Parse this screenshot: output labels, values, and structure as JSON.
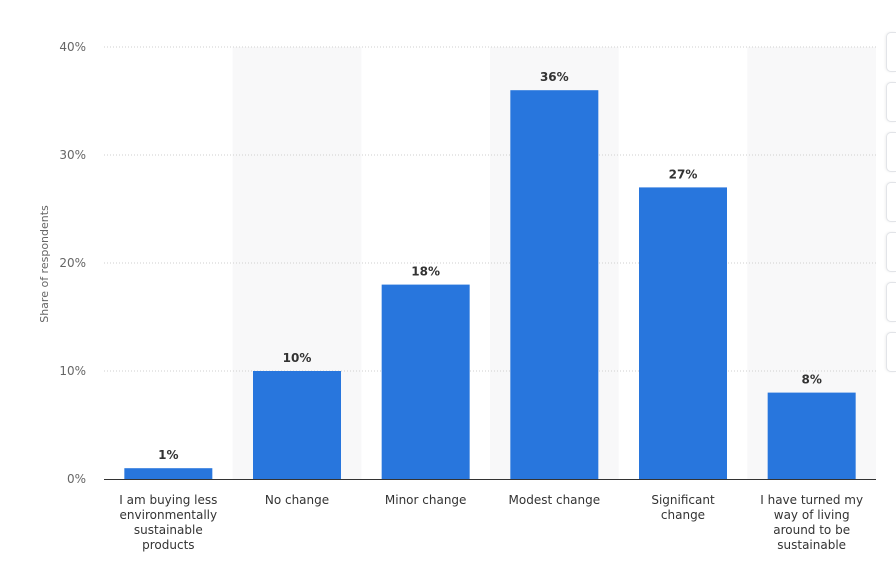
{
  "chart_data": {
    "type": "bar",
    "categories": [
      [
        "I am buying less",
        "environmentally",
        "sustainable",
        "products"
      ],
      [
        "No change"
      ],
      [
        "Minor change"
      ],
      [
        "Modest change"
      ],
      [
        "Significant",
        "change"
      ],
      [
        "I have turned my",
        "way of living",
        "around to be",
        "sustainable"
      ]
    ],
    "values": [
      1,
      10,
      18,
      36,
      27,
      8
    ],
    "data_labels": [
      "1%",
      "10%",
      "18%",
      "36%",
      "27%",
      "8%"
    ],
    "yticks": [
      "0%",
      "10%",
      "20%",
      "30%",
      "40%"
    ],
    "ylabel": "Share of respondents",
    "ylim": [
      0,
      40
    ],
    "grid": true,
    "colors": {
      "bar": "#2876dd",
      "band": "#f8f8f9",
      "grid": "#cfcfcf",
      "axis": "#333333"
    }
  }
}
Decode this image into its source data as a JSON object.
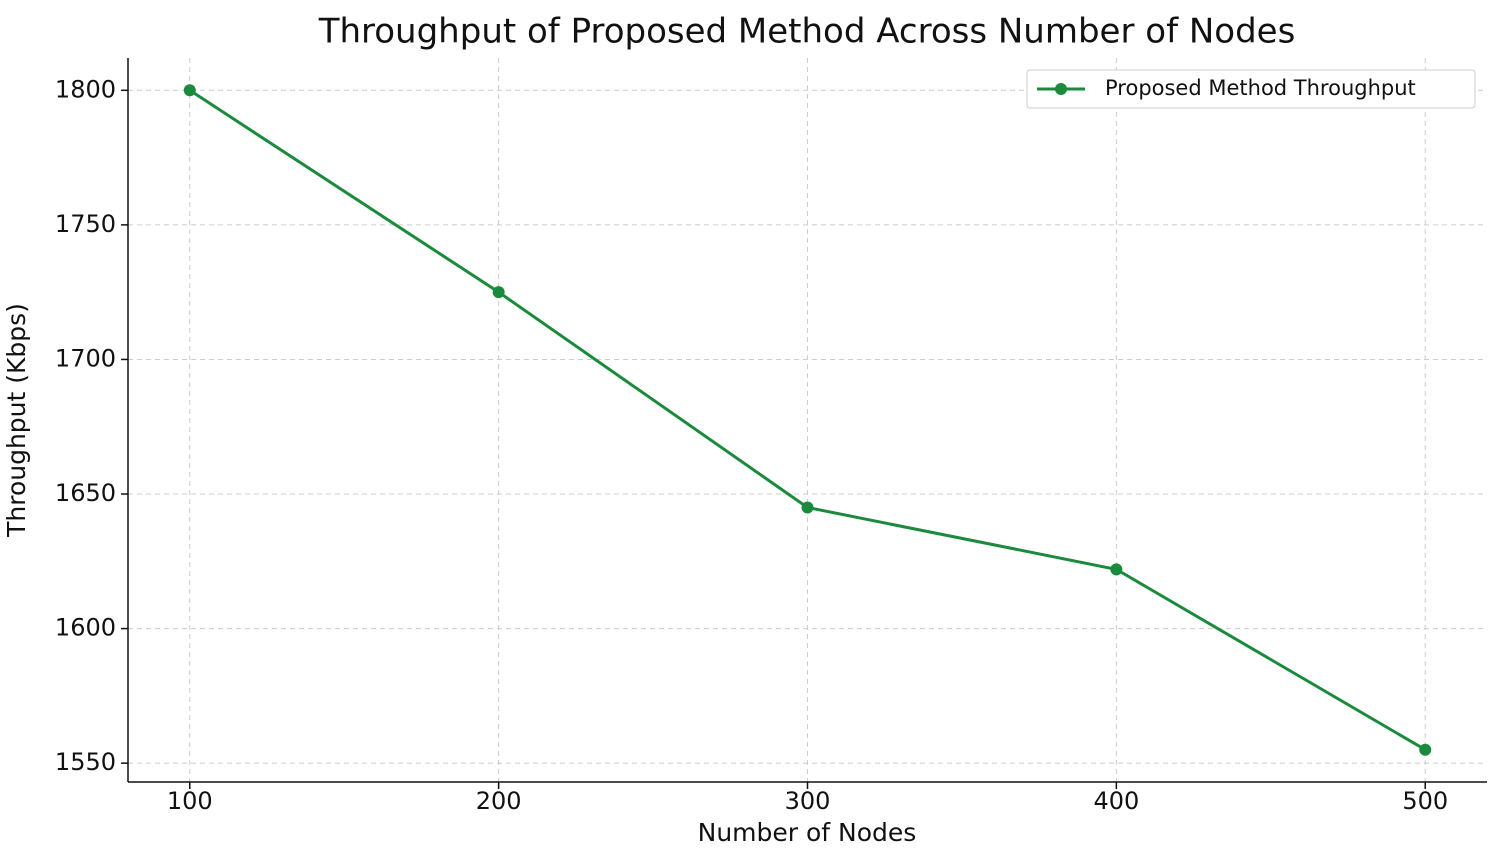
{
  "chart_data": {
    "type": "line",
    "title": "Throughput of Proposed Method Across Number of Nodes",
    "x_label": "Number of Nodes",
    "y_label": "Throughput (Kbps)",
    "x": [
      100,
      200,
      300,
      400,
      500
    ],
    "series": [
      {
        "name": "Proposed Method Throughput",
        "color": "#1a8a3c",
        "values": [
          1800,
          1725,
          1645,
          1622,
          1555
        ]
      }
    ],
    "xlim": [
      80,
      520
    ],
    "ylim": [
      1543,
      1812
    ],
    "xticks": [
      100,
      200,
      300,
      400,
      500
    ],
    "yticks": [
      1550,
      1600,
      1650,
      1700,
      1750,
      1800
    ],
    "grid": true,
    "legend": "upper right"
  }
}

· · ·

→ OBJECTIVE:
Find every line in the records above that contains the word "change", and copy each one.

→ PROBLEM SOLUTION:
        "No change"
        "Minor change"
        "Modest change"
        "change"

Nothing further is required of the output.